* Written instruction
Every line of the data that contains the string "false" must be copied.

[Dataset excerpt]

>>>

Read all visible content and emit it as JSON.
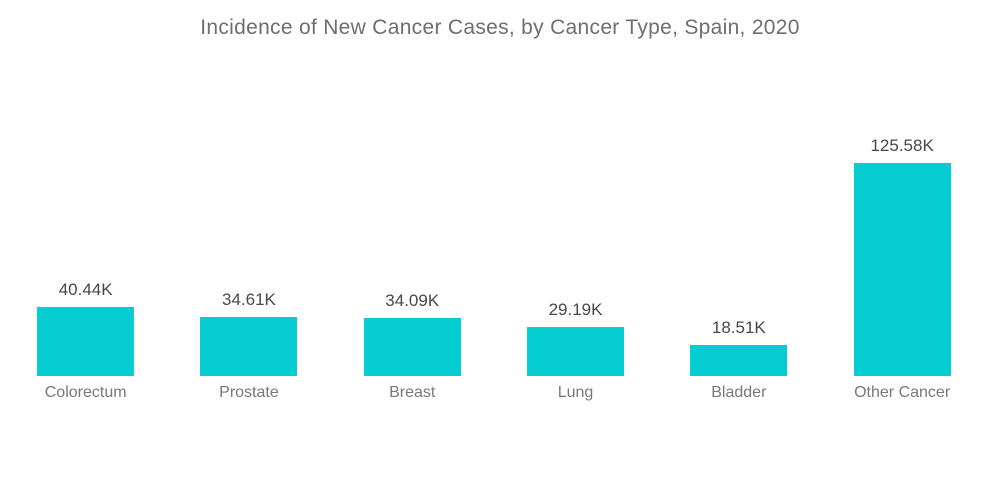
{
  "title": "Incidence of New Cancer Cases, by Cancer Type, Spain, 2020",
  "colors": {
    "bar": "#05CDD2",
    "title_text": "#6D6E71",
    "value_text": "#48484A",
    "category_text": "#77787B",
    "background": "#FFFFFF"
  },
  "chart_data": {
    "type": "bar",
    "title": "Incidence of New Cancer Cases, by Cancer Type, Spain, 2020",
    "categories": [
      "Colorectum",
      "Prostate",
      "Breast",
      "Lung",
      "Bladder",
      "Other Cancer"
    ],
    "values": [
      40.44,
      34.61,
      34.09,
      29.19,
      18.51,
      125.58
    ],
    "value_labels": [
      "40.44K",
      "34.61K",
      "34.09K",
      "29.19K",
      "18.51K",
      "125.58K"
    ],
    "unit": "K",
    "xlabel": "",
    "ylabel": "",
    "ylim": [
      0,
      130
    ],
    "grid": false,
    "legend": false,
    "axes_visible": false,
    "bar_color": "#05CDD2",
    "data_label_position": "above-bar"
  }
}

<<<
>>>

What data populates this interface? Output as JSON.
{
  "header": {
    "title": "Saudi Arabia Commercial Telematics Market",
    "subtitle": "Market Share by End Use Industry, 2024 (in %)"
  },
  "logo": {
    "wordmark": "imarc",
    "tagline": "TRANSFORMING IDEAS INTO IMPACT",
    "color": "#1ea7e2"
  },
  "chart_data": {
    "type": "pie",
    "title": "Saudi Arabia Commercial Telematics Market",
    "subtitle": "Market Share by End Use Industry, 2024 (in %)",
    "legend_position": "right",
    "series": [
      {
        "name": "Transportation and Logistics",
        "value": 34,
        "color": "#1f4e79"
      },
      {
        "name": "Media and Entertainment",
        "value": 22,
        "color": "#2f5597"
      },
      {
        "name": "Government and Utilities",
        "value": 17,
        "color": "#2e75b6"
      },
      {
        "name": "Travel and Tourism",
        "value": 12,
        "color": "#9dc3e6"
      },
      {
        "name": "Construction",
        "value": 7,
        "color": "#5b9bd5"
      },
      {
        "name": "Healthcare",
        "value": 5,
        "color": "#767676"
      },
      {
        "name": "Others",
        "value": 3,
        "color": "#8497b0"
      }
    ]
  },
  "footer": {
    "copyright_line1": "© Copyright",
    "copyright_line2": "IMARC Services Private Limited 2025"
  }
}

<<<

* Solution
    "grid": false,
    "legend": false,
    "axes_visible": false,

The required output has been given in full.